- _TASK GOAL_
Any pictures in the records below should be skipped; write out everything else exactly.
□ □ □ □ □ □ □
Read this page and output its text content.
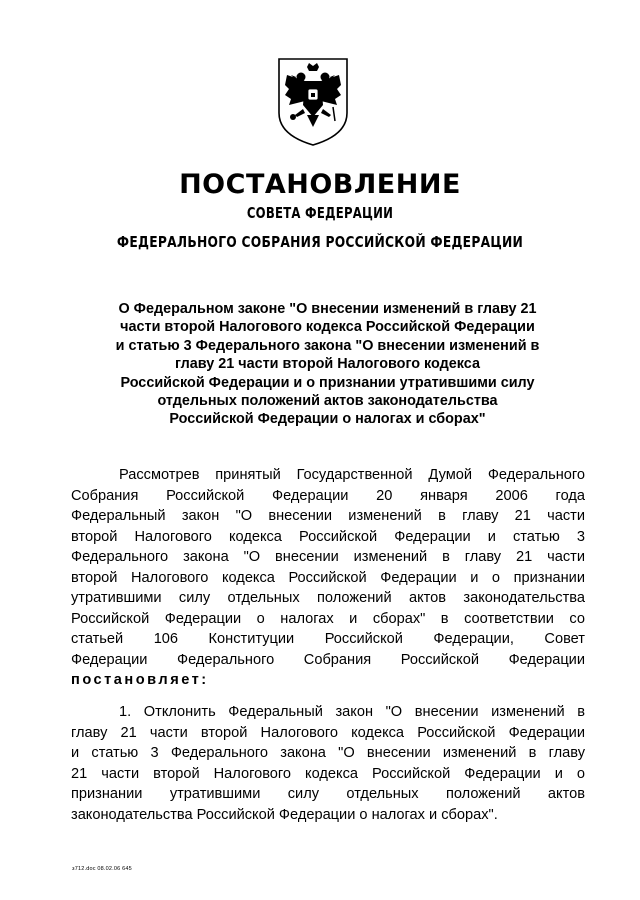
ПОСТАНОВЛЕНИЕ
СОВЕТА ФЕДЕРАЦИИ
ФЕДЕРАЛЬНОГО СОБРАНИЯ РОССИЙСКОЙ ФЕДЕРАЦИИ
О Федеральном законе "О внесении изменений в главу 21
части второй Налогового кодекса Российской Федерации
и статью 3 Федерального закона "О внесении изменений в
главу 21 части второй Налогового кодекса
Российской Федерации и о признании утратившими силу
отдельных положений актов законодательства
Российской Федерации о налогах и сборах"
Рассмотрев принятый Государственной Думой Федерального
Собрания Российской Федерации 20 января 2006 года
Федеральный закон "О внесении изменений в главу 21 части
второй Налогового кодекса Российской Федерации и статью 3
Федерального закона "О внесении изменений в главу 21 части
второй Налогового кодекса Российской Федерации и о признании
утратившими силу отдельных положений актов законодательства
Российской Федерации о налогах и сборах" в соответствии со
статьей 106 Конституции Российской Федерации, Совет
Федерации Федерального Собрания Российской Федерации
постановляет:
1. Отклонить Федеральный закон "О внесении изменений в
главу 21 части второй Налогового кодекса Российской Федерации
и статью 3 Федерального закона "О внесении изменений в главу
21 части второй Налогового кодекса Российской Федерации и о
признании утратившими силу отдельных положений актов
законодательства Российской Федерации о налогах и сборах".
з712.doc 08.02.06 645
□ □ □ □ □ □ □
- _RESULT_
Read this page and output its text content.
ПОСТАНОВЛЕНИЕ
СОВЕТА ФЕДЕРАЦИИ
ФЕДЕРАЛЬНОГО СОБРАНИЯ РОССИЙСКОЙ ФЕДЕРАЦИИ
О Федеральном законе "О внесении изменений в главу 21
части второй Налогового кодекса Российской Федерации
и статью 3 Федерального закона "О внесении изменений в
главу 21 части второй Налогового кодекса
Российской Федерации и о признании утратившими силу
отдельных положений актов законодательства
Российской Федерации о налогах и сборах"
Рассмотрев принятый Государственной Думой Федерального
Собрания Российской Федерации 20 января 2006 года
Федеральный закон "О внесении изменений в главу 21 части
второй Налогового кодекса Российской Федерации и статью 3
Федерального закона "О внесении изменений в главу 21 части
второй Налогового кодекса Российской Федерации и о признании
утратившими силу отдельных положений актов законодательства
Российской Федерации о налогах и сборах" в соответствии со
статьей 106 Конституции Российской Федерации, Совет
Федерации Федерального Собрания Российской Федерации
постановляет:
1. Отклонить Федеральный закон "О внесении изменений в
главу 21 части второй Налогового кодекса Российской Федерации
и статью 3 Федерального закона "О внесении изменений в главу
21 части второй Налогового кодекса Российской Федерации и о
признании утратившими силу отдельных положений актов
законодательства Российской Федерации о налогах и сборах".
з712.doc 08.02.06 645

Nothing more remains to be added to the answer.